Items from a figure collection
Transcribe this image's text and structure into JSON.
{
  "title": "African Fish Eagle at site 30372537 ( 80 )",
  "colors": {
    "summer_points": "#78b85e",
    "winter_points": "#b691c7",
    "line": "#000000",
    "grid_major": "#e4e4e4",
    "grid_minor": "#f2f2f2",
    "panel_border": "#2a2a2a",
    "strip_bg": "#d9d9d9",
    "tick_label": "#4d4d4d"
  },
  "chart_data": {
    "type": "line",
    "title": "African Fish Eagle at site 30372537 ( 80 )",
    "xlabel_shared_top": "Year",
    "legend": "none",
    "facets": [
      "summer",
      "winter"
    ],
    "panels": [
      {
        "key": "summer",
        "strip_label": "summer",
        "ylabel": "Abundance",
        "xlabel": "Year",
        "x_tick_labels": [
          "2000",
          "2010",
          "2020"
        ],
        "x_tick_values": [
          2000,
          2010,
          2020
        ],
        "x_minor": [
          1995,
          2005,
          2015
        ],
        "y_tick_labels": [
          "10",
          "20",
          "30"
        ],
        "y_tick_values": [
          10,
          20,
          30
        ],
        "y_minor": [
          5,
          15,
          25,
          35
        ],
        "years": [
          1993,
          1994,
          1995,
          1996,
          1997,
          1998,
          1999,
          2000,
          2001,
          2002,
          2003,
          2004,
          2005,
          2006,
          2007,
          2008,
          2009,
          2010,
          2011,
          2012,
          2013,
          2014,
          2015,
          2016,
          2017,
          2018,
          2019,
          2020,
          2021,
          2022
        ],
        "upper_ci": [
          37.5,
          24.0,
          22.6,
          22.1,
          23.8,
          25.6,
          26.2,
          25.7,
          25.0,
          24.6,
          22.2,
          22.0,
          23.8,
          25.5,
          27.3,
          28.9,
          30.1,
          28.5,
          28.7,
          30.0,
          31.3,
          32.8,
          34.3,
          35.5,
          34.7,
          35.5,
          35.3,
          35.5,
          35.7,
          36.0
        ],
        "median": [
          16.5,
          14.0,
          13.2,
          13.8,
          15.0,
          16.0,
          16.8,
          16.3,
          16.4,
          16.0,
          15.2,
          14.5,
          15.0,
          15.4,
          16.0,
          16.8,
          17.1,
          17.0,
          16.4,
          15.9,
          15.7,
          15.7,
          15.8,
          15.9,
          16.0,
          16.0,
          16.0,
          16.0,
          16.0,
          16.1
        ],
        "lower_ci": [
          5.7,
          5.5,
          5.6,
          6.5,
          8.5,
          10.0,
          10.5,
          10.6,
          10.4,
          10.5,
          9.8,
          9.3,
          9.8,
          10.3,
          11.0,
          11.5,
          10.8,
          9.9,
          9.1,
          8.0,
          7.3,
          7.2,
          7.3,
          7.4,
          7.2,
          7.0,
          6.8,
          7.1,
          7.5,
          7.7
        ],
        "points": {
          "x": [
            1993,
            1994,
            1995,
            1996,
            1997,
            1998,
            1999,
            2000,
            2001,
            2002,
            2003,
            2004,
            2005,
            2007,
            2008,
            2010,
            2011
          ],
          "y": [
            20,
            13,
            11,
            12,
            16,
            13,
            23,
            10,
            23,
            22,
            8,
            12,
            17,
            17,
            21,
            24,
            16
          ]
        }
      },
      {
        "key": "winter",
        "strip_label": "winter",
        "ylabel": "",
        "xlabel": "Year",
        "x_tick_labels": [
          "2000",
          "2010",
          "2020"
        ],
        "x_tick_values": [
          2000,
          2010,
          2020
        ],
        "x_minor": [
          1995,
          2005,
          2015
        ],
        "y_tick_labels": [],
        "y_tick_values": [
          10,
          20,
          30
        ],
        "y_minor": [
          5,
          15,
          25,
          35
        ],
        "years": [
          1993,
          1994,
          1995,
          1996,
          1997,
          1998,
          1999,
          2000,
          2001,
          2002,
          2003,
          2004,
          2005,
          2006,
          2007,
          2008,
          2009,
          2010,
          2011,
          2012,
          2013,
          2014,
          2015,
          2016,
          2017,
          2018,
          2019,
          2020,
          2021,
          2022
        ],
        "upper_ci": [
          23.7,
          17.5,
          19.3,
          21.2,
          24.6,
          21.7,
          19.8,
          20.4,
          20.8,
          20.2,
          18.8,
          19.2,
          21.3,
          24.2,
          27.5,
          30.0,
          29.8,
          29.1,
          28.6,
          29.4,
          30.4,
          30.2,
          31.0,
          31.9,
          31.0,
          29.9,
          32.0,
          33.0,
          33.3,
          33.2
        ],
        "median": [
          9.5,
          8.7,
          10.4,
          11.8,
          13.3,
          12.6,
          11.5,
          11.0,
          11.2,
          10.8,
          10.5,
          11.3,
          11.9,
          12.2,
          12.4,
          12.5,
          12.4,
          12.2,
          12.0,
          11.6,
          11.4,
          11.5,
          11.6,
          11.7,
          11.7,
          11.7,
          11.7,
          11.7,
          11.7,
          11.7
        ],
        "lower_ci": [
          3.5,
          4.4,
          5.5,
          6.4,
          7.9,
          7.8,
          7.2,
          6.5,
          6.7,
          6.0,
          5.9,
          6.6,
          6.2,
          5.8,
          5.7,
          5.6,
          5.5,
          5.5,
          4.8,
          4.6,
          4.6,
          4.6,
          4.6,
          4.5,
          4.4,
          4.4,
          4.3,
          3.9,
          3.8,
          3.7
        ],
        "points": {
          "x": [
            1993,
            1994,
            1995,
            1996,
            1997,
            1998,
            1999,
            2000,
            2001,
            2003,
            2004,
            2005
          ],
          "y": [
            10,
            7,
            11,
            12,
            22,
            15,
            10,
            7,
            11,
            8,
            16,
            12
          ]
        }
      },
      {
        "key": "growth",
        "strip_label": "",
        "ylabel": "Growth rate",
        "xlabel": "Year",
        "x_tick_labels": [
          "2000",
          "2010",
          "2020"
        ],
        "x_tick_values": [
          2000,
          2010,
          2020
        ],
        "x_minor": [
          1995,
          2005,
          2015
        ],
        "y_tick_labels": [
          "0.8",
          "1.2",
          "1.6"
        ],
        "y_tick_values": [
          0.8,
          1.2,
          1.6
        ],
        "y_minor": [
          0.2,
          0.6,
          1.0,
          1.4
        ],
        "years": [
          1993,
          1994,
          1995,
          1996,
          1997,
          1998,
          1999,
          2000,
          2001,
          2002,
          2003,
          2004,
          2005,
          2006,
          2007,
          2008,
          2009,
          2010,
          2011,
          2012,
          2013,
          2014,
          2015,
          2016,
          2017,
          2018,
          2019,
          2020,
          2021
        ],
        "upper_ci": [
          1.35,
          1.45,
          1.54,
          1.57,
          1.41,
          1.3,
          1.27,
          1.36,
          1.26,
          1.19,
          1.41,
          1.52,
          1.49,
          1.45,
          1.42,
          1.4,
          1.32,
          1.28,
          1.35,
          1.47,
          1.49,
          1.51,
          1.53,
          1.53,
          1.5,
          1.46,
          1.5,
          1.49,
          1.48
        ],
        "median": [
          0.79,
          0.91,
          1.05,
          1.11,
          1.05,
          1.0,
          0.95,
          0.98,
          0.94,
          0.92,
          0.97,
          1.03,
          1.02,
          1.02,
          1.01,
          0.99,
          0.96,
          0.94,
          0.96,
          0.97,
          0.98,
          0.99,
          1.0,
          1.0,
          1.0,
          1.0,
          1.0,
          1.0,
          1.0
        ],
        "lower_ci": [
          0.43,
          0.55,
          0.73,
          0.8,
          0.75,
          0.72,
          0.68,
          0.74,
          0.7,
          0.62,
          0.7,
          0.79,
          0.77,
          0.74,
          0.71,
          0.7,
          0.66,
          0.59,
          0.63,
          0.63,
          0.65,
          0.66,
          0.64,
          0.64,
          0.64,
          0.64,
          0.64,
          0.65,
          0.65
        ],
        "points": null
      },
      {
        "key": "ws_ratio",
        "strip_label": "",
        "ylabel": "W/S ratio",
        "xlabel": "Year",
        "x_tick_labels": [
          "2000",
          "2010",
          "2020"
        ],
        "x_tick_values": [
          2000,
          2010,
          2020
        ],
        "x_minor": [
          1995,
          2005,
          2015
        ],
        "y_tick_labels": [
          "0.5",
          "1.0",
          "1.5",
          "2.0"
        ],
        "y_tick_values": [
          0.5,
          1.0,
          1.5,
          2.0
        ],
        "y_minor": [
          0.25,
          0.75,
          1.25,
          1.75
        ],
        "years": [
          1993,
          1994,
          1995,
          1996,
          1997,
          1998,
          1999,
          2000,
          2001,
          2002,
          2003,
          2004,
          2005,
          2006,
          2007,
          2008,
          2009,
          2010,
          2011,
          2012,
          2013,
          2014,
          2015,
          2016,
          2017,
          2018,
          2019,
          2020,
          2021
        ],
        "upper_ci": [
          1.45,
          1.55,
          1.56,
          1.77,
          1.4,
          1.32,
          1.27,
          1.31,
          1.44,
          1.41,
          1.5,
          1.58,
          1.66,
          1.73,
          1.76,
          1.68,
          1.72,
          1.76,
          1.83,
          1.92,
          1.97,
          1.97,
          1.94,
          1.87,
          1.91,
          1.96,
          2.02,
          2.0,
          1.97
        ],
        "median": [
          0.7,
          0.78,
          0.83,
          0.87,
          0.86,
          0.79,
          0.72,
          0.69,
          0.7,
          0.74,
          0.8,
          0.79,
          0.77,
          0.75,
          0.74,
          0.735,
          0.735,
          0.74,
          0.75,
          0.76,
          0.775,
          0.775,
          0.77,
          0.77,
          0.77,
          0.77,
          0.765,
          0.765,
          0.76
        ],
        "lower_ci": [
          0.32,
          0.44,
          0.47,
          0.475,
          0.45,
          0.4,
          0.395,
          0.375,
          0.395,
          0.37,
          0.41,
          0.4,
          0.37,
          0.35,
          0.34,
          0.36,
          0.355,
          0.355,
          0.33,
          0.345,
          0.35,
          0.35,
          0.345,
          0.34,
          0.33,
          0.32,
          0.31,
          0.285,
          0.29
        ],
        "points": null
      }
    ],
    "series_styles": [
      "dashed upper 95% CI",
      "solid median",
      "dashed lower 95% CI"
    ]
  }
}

§ Task instructions: Look through the entries above for the word "ylabel". Copy every line where it shows up.

§ Correct result:
        "ylabel": "Abundance",
        "ylabel": "",
        "ylabel": "Growth rate",
        "ylabel": "W/S ratio",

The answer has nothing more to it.